--- START Supplied information ---
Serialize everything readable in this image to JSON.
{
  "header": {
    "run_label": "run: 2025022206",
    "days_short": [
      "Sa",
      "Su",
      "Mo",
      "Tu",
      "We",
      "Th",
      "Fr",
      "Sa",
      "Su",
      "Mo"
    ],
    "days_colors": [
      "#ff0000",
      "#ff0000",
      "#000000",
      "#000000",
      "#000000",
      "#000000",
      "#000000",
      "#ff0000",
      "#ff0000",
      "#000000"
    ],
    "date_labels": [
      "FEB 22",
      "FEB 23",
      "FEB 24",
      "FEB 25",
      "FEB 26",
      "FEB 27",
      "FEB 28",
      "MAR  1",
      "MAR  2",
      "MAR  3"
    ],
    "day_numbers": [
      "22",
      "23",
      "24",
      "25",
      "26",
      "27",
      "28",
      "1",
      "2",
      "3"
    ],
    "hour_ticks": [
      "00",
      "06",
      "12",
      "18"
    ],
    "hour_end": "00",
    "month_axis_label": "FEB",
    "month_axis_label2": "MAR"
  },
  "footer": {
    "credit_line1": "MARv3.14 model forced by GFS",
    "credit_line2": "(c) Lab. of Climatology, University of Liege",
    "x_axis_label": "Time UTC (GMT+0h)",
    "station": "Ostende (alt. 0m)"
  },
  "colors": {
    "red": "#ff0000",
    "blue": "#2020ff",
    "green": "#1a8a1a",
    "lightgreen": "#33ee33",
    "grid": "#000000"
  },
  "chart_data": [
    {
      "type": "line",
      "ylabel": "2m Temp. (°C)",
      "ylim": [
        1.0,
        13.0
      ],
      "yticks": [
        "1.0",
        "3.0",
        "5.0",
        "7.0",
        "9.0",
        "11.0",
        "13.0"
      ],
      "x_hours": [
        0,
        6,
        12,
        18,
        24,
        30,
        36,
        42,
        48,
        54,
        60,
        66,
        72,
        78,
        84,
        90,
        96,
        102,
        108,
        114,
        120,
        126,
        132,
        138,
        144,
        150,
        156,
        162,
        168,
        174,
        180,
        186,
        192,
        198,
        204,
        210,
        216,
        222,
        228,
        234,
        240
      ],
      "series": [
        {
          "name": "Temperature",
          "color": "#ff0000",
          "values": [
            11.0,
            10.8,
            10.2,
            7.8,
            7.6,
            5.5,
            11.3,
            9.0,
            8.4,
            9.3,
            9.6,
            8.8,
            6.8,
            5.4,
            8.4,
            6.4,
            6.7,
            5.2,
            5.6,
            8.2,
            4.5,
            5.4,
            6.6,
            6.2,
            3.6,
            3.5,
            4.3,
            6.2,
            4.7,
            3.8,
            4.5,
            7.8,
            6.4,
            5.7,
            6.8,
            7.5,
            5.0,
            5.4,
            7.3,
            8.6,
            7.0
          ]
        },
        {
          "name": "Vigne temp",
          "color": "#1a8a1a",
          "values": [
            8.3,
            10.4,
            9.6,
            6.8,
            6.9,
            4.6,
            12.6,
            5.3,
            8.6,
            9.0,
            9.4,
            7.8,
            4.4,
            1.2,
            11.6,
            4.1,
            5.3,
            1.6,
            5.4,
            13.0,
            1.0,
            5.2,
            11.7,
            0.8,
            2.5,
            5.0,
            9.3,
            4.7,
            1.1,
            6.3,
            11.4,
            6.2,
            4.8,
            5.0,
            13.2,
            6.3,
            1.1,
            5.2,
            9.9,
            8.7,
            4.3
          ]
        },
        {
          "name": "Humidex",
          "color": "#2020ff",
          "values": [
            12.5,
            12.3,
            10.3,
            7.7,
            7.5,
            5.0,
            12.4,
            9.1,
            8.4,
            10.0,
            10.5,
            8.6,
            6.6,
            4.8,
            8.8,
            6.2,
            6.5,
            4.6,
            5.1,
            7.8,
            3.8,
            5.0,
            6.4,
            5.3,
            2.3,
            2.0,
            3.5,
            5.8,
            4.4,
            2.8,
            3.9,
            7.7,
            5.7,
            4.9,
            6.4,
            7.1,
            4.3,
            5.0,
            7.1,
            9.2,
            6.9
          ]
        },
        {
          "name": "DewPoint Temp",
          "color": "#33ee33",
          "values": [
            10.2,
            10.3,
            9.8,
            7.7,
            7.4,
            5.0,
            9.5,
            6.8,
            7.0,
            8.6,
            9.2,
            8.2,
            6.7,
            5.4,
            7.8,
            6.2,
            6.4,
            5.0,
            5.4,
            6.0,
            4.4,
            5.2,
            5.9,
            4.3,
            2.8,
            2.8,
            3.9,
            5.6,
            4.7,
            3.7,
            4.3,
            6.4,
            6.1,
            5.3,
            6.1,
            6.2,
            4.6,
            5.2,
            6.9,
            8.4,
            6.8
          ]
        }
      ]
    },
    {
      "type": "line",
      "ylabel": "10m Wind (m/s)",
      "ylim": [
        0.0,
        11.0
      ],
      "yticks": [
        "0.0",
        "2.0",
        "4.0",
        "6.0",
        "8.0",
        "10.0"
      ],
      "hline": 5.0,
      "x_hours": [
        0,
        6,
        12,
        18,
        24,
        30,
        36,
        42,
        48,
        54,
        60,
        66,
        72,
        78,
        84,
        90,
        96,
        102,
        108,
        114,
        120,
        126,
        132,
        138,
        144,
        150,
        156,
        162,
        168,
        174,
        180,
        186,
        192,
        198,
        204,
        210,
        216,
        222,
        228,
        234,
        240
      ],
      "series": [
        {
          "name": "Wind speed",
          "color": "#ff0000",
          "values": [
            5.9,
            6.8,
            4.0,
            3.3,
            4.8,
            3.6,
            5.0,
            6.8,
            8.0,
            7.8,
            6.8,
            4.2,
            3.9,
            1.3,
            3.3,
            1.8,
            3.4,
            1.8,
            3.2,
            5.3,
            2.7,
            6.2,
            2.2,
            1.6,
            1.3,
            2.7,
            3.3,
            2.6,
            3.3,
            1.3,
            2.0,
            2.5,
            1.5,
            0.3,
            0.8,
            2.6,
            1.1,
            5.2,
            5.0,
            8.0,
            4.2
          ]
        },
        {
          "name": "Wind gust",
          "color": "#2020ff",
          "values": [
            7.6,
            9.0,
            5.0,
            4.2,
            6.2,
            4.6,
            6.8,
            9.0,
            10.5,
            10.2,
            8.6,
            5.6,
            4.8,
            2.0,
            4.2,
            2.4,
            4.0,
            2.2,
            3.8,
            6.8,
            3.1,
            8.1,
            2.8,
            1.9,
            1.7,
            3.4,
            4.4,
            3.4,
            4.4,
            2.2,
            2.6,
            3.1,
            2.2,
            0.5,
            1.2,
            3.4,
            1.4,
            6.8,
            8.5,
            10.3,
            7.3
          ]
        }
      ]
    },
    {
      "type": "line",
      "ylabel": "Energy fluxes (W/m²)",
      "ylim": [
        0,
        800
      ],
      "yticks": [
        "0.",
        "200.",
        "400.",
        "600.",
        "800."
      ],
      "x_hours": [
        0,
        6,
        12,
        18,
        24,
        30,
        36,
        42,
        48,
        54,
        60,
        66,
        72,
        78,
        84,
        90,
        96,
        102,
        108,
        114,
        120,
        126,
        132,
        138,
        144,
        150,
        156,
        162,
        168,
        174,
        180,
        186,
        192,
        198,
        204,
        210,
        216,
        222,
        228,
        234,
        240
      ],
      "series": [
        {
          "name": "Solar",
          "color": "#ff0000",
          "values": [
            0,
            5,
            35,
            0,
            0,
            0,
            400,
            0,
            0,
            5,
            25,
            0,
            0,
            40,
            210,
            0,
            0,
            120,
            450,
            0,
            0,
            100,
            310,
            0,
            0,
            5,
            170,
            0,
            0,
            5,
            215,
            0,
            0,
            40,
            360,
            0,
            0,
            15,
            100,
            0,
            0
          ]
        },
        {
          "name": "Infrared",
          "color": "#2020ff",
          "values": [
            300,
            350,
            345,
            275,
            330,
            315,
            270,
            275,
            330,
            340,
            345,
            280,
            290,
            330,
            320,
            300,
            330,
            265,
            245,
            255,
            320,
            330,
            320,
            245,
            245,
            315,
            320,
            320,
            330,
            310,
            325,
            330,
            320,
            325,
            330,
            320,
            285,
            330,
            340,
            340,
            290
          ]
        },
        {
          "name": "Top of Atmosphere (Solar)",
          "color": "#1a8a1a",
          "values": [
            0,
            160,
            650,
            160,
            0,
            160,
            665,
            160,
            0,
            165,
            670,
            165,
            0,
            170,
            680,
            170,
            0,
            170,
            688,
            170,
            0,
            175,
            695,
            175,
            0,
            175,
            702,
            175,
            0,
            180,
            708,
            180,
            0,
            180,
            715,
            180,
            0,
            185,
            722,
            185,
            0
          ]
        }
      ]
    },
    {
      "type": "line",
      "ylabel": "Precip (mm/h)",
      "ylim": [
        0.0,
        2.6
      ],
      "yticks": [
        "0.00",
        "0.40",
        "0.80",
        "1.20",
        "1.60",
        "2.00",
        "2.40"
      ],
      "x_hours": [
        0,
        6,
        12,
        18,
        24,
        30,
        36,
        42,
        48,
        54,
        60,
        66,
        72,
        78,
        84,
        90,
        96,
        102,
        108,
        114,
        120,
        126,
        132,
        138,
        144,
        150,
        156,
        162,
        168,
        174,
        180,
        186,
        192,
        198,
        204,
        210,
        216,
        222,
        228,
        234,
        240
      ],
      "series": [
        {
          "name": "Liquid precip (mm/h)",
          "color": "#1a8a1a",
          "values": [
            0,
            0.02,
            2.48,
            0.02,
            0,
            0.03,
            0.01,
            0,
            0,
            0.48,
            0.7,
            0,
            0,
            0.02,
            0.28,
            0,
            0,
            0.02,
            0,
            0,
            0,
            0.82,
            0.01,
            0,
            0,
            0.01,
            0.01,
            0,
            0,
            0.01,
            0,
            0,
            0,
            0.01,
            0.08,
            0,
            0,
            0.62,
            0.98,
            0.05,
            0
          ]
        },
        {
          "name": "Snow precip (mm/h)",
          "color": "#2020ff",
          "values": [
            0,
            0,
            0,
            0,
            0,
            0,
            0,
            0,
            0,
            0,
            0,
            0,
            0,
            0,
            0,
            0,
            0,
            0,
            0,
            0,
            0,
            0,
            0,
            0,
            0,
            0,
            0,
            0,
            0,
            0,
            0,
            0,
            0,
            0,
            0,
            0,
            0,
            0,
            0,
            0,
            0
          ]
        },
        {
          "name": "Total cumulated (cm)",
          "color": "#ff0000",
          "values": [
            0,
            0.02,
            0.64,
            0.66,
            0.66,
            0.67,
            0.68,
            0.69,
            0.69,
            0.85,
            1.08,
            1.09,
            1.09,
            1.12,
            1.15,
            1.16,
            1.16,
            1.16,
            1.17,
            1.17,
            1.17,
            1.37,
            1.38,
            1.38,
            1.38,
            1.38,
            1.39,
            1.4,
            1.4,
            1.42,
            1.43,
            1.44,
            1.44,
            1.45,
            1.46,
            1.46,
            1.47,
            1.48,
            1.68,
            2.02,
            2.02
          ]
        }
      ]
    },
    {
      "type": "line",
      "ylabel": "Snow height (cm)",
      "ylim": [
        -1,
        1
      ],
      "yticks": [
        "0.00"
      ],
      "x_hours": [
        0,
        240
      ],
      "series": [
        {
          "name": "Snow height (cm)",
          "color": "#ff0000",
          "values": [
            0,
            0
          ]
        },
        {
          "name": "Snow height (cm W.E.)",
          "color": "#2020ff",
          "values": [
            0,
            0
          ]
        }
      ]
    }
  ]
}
--- END Supplied information ---
Given task:
Report how many lines of the records above contain the word "Snow", giving only the number.

Task answer:
4